Print every line of the entries below without changing anything, keeping the original order.

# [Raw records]
◇ ◇ ◇ ◇ ◇

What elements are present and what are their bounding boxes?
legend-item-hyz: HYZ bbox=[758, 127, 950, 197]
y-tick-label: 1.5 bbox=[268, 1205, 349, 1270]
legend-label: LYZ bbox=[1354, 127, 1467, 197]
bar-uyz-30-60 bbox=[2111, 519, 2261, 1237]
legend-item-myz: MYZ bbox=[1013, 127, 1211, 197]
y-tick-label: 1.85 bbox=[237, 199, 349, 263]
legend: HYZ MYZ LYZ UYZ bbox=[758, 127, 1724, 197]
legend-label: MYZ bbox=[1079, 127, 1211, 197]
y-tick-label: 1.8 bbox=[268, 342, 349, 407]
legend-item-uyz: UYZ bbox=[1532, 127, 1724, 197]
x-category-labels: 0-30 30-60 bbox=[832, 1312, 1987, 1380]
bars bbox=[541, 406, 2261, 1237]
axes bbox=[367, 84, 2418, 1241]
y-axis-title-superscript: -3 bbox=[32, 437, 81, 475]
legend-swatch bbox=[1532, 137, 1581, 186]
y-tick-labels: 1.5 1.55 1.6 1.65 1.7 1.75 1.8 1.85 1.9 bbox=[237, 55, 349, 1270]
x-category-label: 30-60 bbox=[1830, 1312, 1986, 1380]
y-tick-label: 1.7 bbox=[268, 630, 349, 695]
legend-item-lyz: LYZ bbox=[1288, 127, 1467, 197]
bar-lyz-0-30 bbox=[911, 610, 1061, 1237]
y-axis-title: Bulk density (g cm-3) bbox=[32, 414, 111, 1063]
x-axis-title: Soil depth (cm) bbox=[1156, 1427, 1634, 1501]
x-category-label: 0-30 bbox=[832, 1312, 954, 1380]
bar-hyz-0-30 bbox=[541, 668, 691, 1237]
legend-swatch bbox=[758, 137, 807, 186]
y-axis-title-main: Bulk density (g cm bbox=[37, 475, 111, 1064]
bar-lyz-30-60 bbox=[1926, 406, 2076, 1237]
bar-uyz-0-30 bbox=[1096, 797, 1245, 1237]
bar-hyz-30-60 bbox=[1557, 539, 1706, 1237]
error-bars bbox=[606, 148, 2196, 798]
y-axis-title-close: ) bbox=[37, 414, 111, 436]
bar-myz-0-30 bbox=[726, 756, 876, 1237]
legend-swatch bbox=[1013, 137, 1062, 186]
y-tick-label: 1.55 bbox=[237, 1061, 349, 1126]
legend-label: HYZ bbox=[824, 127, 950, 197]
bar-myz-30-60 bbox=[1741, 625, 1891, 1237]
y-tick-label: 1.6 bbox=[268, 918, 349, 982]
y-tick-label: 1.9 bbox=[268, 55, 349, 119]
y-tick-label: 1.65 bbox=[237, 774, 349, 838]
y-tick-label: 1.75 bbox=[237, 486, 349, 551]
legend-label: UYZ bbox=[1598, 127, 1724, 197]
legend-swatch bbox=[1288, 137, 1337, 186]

◇ ◇ ◇ ◇ ◇

# [CORRECT ANSWER]
What elements are present and what are their bounding boxes?
legend-item-hyz: HYZ bbox=[758, 127, 950, 197]
y-tick-label: 1.5 bbox=[268, 1205, 349, 1270]
legend-label: LYZ bbox=[1354, 127, 1467, 197]
bar-uyz-30-60 bbox=[2111, 519, 2261, 1237]
legend-item-myz: MYZ bbox=[1013, 127, 1211, 197]
y-tick-label: 1.85 bbox=[237, 199, 349, 263]
legend: HYZ MYZ LYZ UYZ bbox=[758, 127, 1724, 197]
legend-label: MYZ bbox=[1079, 127, 1211, 197]
y-tick-label: 1.8 bbox=[268, 342, 349, 407]
legend-item-uyz: UYZ bbox=[1532, 127, 1724, 197]
x-category-labels: 0-30 30-60 bbox=[832, 1312, 1987, 1380]
bars bbox=[541, 406, 2261, 1237]
axes bbox=[367, 84, 2418, 1241]
y-axis-title-superscript: -3 bbox=[32, 437, 81, 475]
legend-swatch bbox=[1532, 137, 1581, 186]
y-tick-labels: 1.5 1.55 1.6 1.65 1.7 1.75 1.8 1.85 1.9 bbox=[237, 55, 349, 1270]
x-category-label: 30-60 bbox=[1830, 1312, 1986, 1380]
y-tick-label: 1.7 bbox=[268, 630, 349, 695]
legend-item-lyz: LYZ bbox=[1288, 127, 1467, 197]
bar-lyz-0-30 bbox=[911, 610, 1061, 1237]
y-axis-title: Bulk density (g cm-3) bbox=[32, 414, 111, 1063]
x-axis-title: Soil depth (cm) bbox=[1156, 1427, 1634, 1501]
x-category-label: 0-30 bbox=[832, 1312, 954, 1380]
bar-hyz-0-30 bbox=[541, 668, 691, 1237]
legend-swatch bbox=[758, 137, 807, 186]
y-axis-title-main: Bulk density (g cm bbox=[37, 475, 111, 1064]
bar-lyz-30-60 bbox=[1926, 406, 2076, 1237]
bar-uyz-0-30 bbox=[1096, 797, 1245, 1237]
bar-hyz-30-60 bbox=[1557, 539, 1706, 1237]
error-bars bbox=[606, 148, 2196, 798]
y-axis-title-close: ) bbox=[37, 414, 111, 436]
bar-myz-0-30 bbox=[726, 756, 876, 1237]
legend-swatch bbox=[1013, 137, 1062, 186]
y-tick-label: 1.55 bbox=[237, 1061, 349, 1126]
legend-label: HYZ bbox=[824, 127, 950, 197]
bar-myz-30-60 bbox=[1741, 625, 1891, 1237]
y-tick-label: 1.6 bbox=[268, 918, 349, 982]
y-tick-label: 1.9 bbox=[268, 55, 349, 119]
y-tick-label: 1.65 bbox=[237, 774, 349, 838]
y-tick-label: 1.75 bbox=[237, 486, 349, 551]
legend-label: UYZ bbox=[1598, 127, 1724, 197]
legend-swatch bbox=[1288, 137, 1337, 186]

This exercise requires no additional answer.